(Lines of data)

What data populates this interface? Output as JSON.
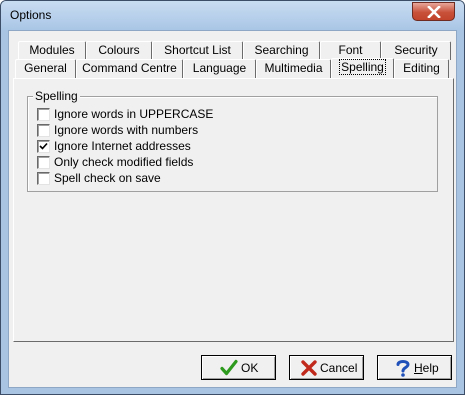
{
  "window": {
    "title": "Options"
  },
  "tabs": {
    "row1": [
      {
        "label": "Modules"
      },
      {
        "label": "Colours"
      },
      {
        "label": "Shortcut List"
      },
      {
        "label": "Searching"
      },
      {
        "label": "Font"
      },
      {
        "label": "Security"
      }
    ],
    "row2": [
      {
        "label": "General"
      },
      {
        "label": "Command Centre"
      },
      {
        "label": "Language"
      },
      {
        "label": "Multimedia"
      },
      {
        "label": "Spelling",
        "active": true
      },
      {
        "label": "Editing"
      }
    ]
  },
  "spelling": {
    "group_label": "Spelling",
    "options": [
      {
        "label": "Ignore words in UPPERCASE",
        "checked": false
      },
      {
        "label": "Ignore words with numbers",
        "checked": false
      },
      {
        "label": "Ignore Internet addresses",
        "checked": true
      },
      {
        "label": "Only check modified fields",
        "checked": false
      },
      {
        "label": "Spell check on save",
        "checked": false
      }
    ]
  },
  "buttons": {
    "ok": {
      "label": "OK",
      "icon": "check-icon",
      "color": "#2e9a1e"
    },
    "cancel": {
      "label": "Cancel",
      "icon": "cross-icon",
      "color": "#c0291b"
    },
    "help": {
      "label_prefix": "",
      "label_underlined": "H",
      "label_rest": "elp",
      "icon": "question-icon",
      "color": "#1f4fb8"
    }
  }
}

- _Problem description_
Each line of the data is to be duplicated exactly; pictures stay out of the copy.

- _The result_
What data populates this interface? Output as JSON.
{
  "window": {
    "title": "Options"
  },
  "tabs": {
    "row1": [
      {
        "label": "Modules"
      },
      {
        "label": "Colours"
      },
      {
        "label": "Shortcut List"
      },
      {
        "label": "Searching"
      },
      {
        "label": "Font"
      },
      {
        "label": "Security"
      }
    ],
    "row2": [
      {
        "label": "General"
      },
      {
        "label": "Command Centre"
      },
      {
        "label": "Language"
      },
      {
        "label": "Multimedia"
      },
      {
        "label": "Spelling",
        "active": true
      },
      {
        "label": "Editing"
      }
    ]
  },
  "spelling": {
    "group_label": "Spelling",
    "options": [
      {
        "label": "Ignore words in UPPERCASE",
        "checked": false
      },
      {
        "label": "Ignore words with numbers",
        "checked": false
      },
      {
        "label": "Ignore Internet addresses",
        "checked": true
      },
      {
        "label": "Only check modified fields",
        "checked": false
      },
      {
        "label": "Spell check on save",
        "checked": false
      }
    ]
  },
  "buttons": {
    "ok": {
      "label": "OK",
      "icon": "check-icon",
      "color": "#2e9a1e"
    },
    "cancel": {
      "label": "Cancel",
      "icon": "cross-icon",
      "color": "#c0291b"
    },
    "help": {
      "label_prefix": "",
      "label_underlined": "H",
      "label_rest": "elp",
      "icon": "question-icon",
      "color": "#1f4fb8"
    }
  }
}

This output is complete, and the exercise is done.